### Data provided
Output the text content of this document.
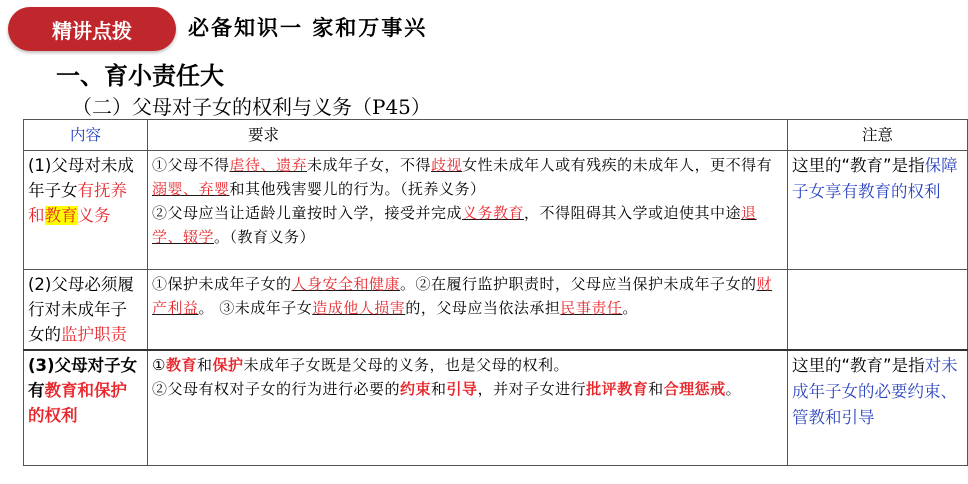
精讲点拨	必备知识一 家和万事兴
一、育小责任大
（二）父母对子女的权利与义务（P45）
内容	要求	注意
(1)父母对未成年子女有抚养和教育义务	①父母不得虐待、遗弃未成年子女，不得歧视女性未成年人或有残疾的未成年人，更不得有溺婴、弃婴和其他残害婴儿的行为。（抚养义务）
②父母应当让适龄儿童按时入学，接受并完成义务教育，不得阻碍其入学或迫使其中途退学、辍学。（教育义务）	这里的“教育”是指保障子女享有教育的权利
(2)父母必须履行对未成年子女的监护职责	①保护未成年子女的人身安全和健康。②在履行监护职责时，父母应当保护未成年子女的财产利益。 ③未成年子女造成他人损害的，父母应当依法承担民事责任。	
(3)父母对子女有教育和保护的权利	①教育和保护未成年子女既是父母的义务，也是父母的权利。
②父母有权对子女的行为进行必要的约束和引导，并对子女进行批评教育和合理惩戒。	这里的“教育”是指对未成年子女的必要约束、管教和引导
######
Task requirements
Reproduce the entries above exactly. Do not include the images.

Task solution
Output the text content of this document.
精讲点拨	必备知识一 家和万事兴
一、育小责任大
（二）父母对子女的权利与义务（P45）
内容	要求	注意
(1)父母对未成年子女有抚养和教育义务	①父母不得虐待、遗弃未成年子女，不得歧视女性未成年人或有残疾的未成年人，更不得有溺婴、弃婴和其他残害婴儿的行为。（抚养义务）
②父母应当让适龄儿童按时入学，接受并完成义务教育，不得阻碍其入学或迫使其中途退学、辍学。（教育义务）	这里的“教育”是指保障子女享有教育的权利
(2)父母必须履行对未成年子女的监护职责	①保护未成年子女的人身安全和健康。②在履行监护职责时，父母应当保护未成年子女的财产利益。 ③未成年子女造成他人损害的，父母应当依法承担民事责任。	
(3)父母对子女有教育和保护的权利	①教育和保护未成年子女既是父母的义务，也是父母的权利。
②父母有权对子女的行为进行必要的约束和引导，并对子女进行批评教育和合理惩戒。	这里的“教育”是指对未成年子女的必要约束、管教和引导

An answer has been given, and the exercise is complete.